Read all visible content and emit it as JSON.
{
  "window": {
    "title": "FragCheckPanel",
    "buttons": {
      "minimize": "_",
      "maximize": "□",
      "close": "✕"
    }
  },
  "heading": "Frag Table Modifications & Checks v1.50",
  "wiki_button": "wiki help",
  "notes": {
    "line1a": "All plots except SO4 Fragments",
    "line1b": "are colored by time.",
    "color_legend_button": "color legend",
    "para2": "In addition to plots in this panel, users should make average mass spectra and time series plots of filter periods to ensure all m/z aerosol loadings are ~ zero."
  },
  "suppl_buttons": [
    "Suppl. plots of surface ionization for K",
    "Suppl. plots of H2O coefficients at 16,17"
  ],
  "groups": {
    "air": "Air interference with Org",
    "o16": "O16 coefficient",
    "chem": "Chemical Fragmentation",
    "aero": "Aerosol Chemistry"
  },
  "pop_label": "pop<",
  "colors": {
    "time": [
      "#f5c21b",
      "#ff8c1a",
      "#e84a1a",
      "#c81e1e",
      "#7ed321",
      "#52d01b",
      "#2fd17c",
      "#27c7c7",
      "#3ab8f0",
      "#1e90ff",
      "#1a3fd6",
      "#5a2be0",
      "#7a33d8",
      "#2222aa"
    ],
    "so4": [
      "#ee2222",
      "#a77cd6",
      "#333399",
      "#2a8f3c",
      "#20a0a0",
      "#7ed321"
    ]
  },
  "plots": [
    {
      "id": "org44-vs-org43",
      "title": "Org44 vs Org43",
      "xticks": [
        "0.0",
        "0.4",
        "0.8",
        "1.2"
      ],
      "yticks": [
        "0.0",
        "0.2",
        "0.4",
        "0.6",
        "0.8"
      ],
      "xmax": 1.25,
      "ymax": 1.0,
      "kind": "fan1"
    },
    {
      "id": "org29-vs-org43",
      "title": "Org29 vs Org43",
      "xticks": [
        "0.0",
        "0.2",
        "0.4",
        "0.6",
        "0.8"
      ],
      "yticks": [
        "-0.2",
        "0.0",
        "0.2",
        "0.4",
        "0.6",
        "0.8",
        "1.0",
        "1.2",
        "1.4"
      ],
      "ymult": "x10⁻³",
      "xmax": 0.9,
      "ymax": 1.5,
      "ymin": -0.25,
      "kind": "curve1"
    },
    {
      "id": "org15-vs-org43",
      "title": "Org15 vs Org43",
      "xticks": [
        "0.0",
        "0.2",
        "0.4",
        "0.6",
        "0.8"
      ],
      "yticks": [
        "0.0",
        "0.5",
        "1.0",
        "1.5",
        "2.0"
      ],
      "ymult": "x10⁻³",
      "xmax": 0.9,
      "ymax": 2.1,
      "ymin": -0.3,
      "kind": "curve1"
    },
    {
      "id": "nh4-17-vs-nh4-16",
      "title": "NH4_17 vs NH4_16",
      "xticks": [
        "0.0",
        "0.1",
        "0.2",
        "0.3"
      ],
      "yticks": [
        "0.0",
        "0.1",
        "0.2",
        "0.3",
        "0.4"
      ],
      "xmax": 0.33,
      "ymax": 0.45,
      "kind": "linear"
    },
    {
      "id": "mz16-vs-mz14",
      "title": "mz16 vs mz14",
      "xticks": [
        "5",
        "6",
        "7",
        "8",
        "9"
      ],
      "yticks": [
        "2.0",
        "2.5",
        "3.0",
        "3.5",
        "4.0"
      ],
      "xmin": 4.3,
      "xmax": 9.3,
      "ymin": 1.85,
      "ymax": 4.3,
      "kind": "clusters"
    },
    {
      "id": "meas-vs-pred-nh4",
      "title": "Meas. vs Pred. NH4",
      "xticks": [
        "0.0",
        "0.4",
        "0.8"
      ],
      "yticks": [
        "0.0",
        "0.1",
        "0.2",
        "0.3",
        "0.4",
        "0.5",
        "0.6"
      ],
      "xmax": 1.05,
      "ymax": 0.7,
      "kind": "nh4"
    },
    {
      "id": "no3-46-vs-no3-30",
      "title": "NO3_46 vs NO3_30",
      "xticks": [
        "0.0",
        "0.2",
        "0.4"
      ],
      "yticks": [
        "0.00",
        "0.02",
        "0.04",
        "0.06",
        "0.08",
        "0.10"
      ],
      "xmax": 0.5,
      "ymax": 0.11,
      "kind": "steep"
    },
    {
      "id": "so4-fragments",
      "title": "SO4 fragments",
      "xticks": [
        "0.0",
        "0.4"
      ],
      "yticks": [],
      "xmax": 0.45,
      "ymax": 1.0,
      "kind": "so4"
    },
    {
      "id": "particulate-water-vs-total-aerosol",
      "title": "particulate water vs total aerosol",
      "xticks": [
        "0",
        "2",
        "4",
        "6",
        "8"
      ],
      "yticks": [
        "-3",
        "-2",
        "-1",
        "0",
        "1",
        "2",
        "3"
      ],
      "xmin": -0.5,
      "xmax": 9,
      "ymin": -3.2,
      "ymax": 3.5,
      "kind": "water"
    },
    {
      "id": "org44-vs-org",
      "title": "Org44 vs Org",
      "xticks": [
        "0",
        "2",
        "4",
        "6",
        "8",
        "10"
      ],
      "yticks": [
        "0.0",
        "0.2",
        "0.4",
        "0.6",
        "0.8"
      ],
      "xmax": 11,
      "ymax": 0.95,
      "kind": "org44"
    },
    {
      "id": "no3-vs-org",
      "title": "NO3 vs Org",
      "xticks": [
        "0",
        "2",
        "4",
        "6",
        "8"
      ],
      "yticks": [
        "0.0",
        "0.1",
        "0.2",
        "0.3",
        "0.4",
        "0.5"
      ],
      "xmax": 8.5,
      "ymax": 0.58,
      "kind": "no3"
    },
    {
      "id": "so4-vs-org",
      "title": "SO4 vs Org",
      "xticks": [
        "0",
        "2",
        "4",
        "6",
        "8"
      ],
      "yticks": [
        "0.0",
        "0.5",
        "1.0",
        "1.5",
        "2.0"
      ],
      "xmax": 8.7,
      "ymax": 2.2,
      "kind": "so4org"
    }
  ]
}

---

## SHORT TASK
Reproduce every record, matching each line exactly.

## EXPECTED ANSWER
Read all visible content and emit it as JSON.
{
  "window": {
    "title": "FragCheckPanel",
    "buttons": {
      "minimize": "_",
      "maximize": "□",
      "close": "✕"
    }
  },
  "heading": "Frag Table Modifications & Checks v1.50",
  "wiki_button": "wiki help",
  "notes": {
    "line1a": "All plots except SO4 Fragments",
    "line1b": "are colored by time.",
    "color_legend_button": "color legend",
    "para2": "In addition to plots in this panel, users should make average mass spectra and time series plots of filter periods to ensure all m/z aerosol loadings are ~ zero."
  },
  "suppl_buttons": [
    "Suppl. plots of surface ionization for K",
    "Suppl. plots of H2O coefficients at 16,17"
  ],
  "groups": {
    "air": "Air interference with Org",
    "o16": "O16 coefficient",
    "chem": "Chemical Fragmentation",
    "aero": "Aerosol Chemistry"
  },
  "pop_label": "pop<",
  "colors": {
    "time": [
      "#f5c21b",
      "#ff8c1a",
      "#e84a1a",
      "#c81e1e",
      "#7ed321",
      "#52d01b",
      "#2fd17c",
      "#27c7c7",
      "#3ab8f0",
      "#1e90ff",
      "#1a3fd6",
      "#5a2be0",
      "#7a33d8",
      "#2222aa"
    ],
    "so4": [
      "#ee2222",
      "#a77cd6",
      "#333399",
      "#2a8f3c",
      "#20a0a0",
      "#7ed321"
    ]
  },
  "plots": [
    {
      "id": "org44-vs-org43",
      "title": "Org44 vs Org43",
      "xticks": [
        "0.0",
        "0.4",
        "0.8",
        "1.2"
      ],
      "yticks": [
        "0.0",
        "0.2",
        "0.4",
        "0.6",
        "0.8"
      ],
      "xmax": 1.25,
      "ymax": 1.0,
      "kind": "fan1"
    },
    {
      "id": "org29-vs-org43",
      "title": "Org29 vs Org43",
      "xticks": [
        "0.0",
        "0.2",
        "0.4",
        "0.6",
        "0.8"
      ],
      "yticks": [
        "-0.2",
        "0.0",
        "0.2",
        "0.4",
        "0.6",
        "0.8",
        "1.0",
        "1.2",
        "1.4"
      ],
      "ymult": "x10⁻³",
      "xmax": 0.9,
      "ymax": 1.5,
      "ymin": -0.25,
      "kind": "curve1"
    },
    {
      "id": "org15-vs-org43",
      "title": "Org15 vs Org43",
      "xticks": [
        "0.0",
        "0.2",
        "0.4",
        "0.6",
        "0.8"
      ],
      "yticks": [
        "0.0",
        "0.5",
        "1.0",
        "1.5",
        "2.0"
      ],
      "ymult": "x10⁻³",
      "xmax": 0.9,
      "ymax": 2.1,
      "ymin": -0.3,
      "kind": "curve1"
    },
    {
      "id": "nh4-17-vs-nh4-16",
      "title": "NH4_17 vs NH4_16",
      "xticks": [
        "0.0",
        "0.1",
        "0.2",
        "0.3"
      ],
      "yticks": [
        "0.0",
        "0.1",
        "0.2",
        "0.3",
        "0.4"
      ],
      "xmax": 0.33,
      "ymax": 0.45,
      "kind": "linear"
    },
    {
      "id": "mz16-vs-mz14",
      "title": "mz16 vs mz14",
      "xticks": [
        "5",
        "6",
        "7",
        "8",
        "9"
      ],
      "yticks": [
        "2.0",
        "2.5",
        "3.0",
        "3.5",
        "4.0"
      ],
      "xmin": 4.3,
      "xmax": 9.3,
      "ymin": 1.85,
      "ymax": 4.3,
      "kind": "clusters"
    },
    {
      "id": "meas-vs-pred-nh4",
      "title": "Meas. vs Pred. NH4",
      "xticks": [
        "0.0",
        "0.4",
        "0.8"
      ],
      "yticks": [
        "0.0",
        "0.1",
        "0.2",
        "0.3",
        "0.4",
        "0.5",
        "0.6"
      ],
      "xmax": 1.05,
      "ymax": 0.7,
      "kind": "nh4"
    },
    {
      "id": "no3-46-vs-no3-30",
      "title": "NO3_46 vs NO3_30",
      "xticks": [
        "0.0",
        "0.2",
        "0.4"
      ],
      "yticks": [
        "0.00",
        "0.02",
        "0.04",
        "0.06",
        "0.08",
        "0.10"
      ],
      "xmax": 0.5,
      "ymax": 0.11,
      "kind": "steep"
    },
    {
      "id": "so4-fragments",
      "title": "SO4 fragments",
      "xticks": [
        "0.0",
        "0.4"
      ],
      "yticks": [],
      "xmax": 0.45,
      "ymax": 1.0,
      "kind": "so4"
    },
    {
      "id": "particulate-water-vs-total-aerosol",
      "title": "particulate water vs total aerosol",
      "xticks": [
        "0",
        "2",
        "4",
        "6",
        "8"
      ],
      "yticks": [
        "-3",
        "-2",
        "-1",
        "0",
        "1",
        "2",
        "3"
      ],
      "xmin": -0.5,
      "xmax": 9,
      "ymin": -3.2,
      "ymax": 3.5,
      "kind": "water"
    },
    {
      "id": "org44-vs-org",
      "title": "Org44 vs Org",
      "xticks": [
        "0",
        "2",
        "4",
        "6",
        "8",
        "10"
      ],
      "yticks": [
        "0.0",
        "0.2",
        "0.4",
        "0.6",
        "0.8"
      ],
      "xmax": 11,
      "ymax": 0.95,
      "kind": "org44"
    },
    {
      "id": "no3-vs-org",
      "title": "NO3 vs Org",
      "xticks": [
        "0",
        "2",
        "4",
        "6",
        "8"
      ],
      "yticks": [
        "0.0",
        "0.1",
        "0.2",
        "0.3",
        "0.4",
        "0.5"
      ],
      "xmax": 8.5,
      "ymax": 0.58,
      "kind": "no3"
    },
    {
      "id": "so4-vs-org",
      "title": "SO4 vs Org",
      "xticks": [
        "0",
        "2",
        "4",
        "6",
        "8"
      ],
      "yticks": [
        "0.0",
        "0.5",
        "1.0",
        "1.5",
        "2.0"
      ],
      "xmax": 8.7,
      "ymax": 2.2,
      "kind": "so4org"
    }
  ]
}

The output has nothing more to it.